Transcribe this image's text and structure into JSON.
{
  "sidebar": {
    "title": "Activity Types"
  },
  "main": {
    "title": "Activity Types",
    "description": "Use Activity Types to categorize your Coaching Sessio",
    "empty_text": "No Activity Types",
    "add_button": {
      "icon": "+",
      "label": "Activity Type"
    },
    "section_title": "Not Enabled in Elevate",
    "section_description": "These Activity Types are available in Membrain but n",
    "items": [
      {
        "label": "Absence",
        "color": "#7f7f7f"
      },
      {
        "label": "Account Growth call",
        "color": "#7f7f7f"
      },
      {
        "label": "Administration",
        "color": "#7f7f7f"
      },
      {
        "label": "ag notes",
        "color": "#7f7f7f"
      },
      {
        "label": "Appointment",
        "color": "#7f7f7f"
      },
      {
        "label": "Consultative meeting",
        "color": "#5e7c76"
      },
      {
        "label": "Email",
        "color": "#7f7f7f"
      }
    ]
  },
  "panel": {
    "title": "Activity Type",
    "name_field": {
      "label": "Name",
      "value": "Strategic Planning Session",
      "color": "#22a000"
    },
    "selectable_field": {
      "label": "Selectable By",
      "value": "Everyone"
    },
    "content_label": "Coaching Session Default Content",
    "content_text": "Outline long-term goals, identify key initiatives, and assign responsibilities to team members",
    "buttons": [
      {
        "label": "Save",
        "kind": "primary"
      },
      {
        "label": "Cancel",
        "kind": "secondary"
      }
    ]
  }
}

:: Direction ::
Search the entries for the word "Types", then list each line that holds it.

:: Reply ::
    "title": "Activity Types"
    "title": "Activity Types",
    "description": "Use Activity Types to categorize your Coaching Sessio",
    "empty_text": "No Activity Types",
    "section_description": "These Activity Types are available in Membrain but n",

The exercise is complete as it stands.